§ Set exercise
Can all of these lines be returned exactly?

§ Material provided
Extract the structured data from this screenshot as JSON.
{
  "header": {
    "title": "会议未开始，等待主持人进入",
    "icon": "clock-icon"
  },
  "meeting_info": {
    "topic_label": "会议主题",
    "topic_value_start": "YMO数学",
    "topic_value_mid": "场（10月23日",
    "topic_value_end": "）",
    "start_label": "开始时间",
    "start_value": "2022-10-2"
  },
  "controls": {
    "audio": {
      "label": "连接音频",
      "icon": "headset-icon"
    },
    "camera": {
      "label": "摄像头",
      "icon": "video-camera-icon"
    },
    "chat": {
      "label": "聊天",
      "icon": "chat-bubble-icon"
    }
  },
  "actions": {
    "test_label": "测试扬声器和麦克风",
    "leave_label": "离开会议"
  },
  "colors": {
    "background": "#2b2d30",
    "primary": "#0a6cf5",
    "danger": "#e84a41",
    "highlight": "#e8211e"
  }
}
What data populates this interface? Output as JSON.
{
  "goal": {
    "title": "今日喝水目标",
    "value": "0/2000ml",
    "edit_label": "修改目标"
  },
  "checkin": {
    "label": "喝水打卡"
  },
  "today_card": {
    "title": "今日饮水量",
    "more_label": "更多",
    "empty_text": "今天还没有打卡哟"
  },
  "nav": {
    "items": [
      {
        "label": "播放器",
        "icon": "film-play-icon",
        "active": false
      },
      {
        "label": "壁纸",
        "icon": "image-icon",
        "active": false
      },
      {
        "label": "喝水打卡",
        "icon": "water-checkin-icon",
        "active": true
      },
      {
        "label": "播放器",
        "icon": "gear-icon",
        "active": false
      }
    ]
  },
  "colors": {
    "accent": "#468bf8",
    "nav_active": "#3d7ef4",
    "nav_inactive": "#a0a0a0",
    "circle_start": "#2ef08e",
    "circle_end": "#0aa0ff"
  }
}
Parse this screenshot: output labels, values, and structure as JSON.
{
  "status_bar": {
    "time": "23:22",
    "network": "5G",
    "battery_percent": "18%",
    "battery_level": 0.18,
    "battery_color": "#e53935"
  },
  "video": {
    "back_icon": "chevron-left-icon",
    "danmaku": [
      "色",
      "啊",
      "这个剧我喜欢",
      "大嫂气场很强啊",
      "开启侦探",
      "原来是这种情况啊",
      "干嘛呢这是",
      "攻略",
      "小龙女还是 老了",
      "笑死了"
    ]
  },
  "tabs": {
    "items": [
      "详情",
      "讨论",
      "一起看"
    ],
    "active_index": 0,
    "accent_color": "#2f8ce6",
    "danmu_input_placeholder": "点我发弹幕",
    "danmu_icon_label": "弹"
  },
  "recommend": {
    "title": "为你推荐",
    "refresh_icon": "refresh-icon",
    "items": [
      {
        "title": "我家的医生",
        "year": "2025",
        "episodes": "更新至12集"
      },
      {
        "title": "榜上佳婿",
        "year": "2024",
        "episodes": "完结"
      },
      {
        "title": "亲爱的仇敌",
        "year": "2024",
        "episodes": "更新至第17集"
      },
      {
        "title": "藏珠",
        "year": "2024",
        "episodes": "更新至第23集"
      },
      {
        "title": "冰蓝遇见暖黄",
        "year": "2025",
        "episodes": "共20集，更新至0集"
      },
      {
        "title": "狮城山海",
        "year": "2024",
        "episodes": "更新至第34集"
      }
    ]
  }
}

§ Written answer
Extract the structured data from this screenshot as JSON.
{
  "header": {
    "title": "会议未开始，等待主持人进入",
    "icon": "clock-icon"
  },
  "meeting_info": {
    "topic_label": "会议主题",
    "topic_value_start": "YMO数学",
    "topic_value_mid": "场（10月23日",
    "topic_value_end": "）",
    "start_label": "开始时间",
    "start_value": "2022-10-2"
  },
  "controls": {
    "audio": {
      "label": "连接音频",
      "icon": "headset-icon"
    },
    "camera": {
      "label": "摄像头",
      "icon": "video-camera-icon"
    },
    "chat": {
      "label": "聊天",
      "icon": "chat-bubble-icon"
    }
  },
  "actions": {
    "test_label": "测试扬声器和麦克风",
    "leave_label": "离开会议"
  },
  "colors": {
    "background": "#2b2d30",
    "primary": "#0a6cf5",
    "danger": "#e84a41",
    "highlight": "#e8211e"
  }
}
What data populates this interface? Output as JSON.
{
  "goal": {
    "title": "今日喝水目标",
    "value": "0/2000ml",
    "edit_label": "修改目标"
  },
  "checkin": {
    "label": "喝水打卡"
  },
  "today_card": {
    "title": "今日饮水量",
    "more_label": "更多",
    "empty_text": "今天还没有打卡哟"
  },
  "nav": {
    "items": [
      {
        "label": "播放器",
        "icon": "film-play-icon",
        "active": false
      },
      {
        "label": "壁纸",
        "icon": "image-icon",
        "active": false
      },
      {
        "label": "喝水打卡",
        "icon": "water-checkin-icon",
        "active": true
      },
      {
        "label": "播放器",
        "icon": "gear-icon",
        "active": false
      }
    ]
  },
  "colors": {
    "accent": "#468bf8",
    "nav_active": "#3d7ef4",
    "nav_inactive": "#a0a0a0",
    "circle_start": "#2ef08e",
    "circle_end": "#0aa0ff"
  }
}
Parse this screenshot: output labels, values, and structure as JSON.
{
  "status_bar": {
    "time": "23:22",
    "network": "5G",
    "battery_percent": "18%",
    "battery_level": 0.18,
    "battery_color": "#e53935"
  },
  "video": {
    "back_icon": "chevron-left-icon",
    "danmaku": [
      "色",
      "啊",
      "这个剧我喜欢",
      "大嫂气场很强啊",
      "开启侦探",
      "原来是这种情况啊",
      "干嘛呢这是",
      "攻略",
      "小龙女还是 老了",
      "笑死了"
    ]
  },
  "tabs": {
    "items": [
      "详情",
      "讨论",
      "一起看"
    ],
    "active_index": 0,
    "accent_color": "#2f8ce6",
    "danmu_input_placeholder": "点我发弹幕",
    "danmu_icon_label": "弹"
  },
  "recommend": {
    "title": "为你推荐",
    "refresh_icon": "refresh-icon",
    "items": [
      {
        "title": "我家的医生",
        "year": "2025",
        "episodes": "更新至12集"
      },
      {
        "title": "榜上佳婿",
        "year": "2024",
        "episodes": "完结"
      },
      {
        "title": "亲爱的仇敌",
        "year": "2024",
        "episodes": "更新至第17集"
      },
      {
        "title": "藏珠",
        "year": "2024",
        "episodes": "更新至第23集"
      },
      {
        "title": "冰蓝遇见暖黄",
        "year": "2025",
        "episodes": "共20集，更新至0集"
      },
      {
        "title": "狮城山海",
        "year": "2024",
        "episodes": "更新至第34集"
      }
    ]
  }
}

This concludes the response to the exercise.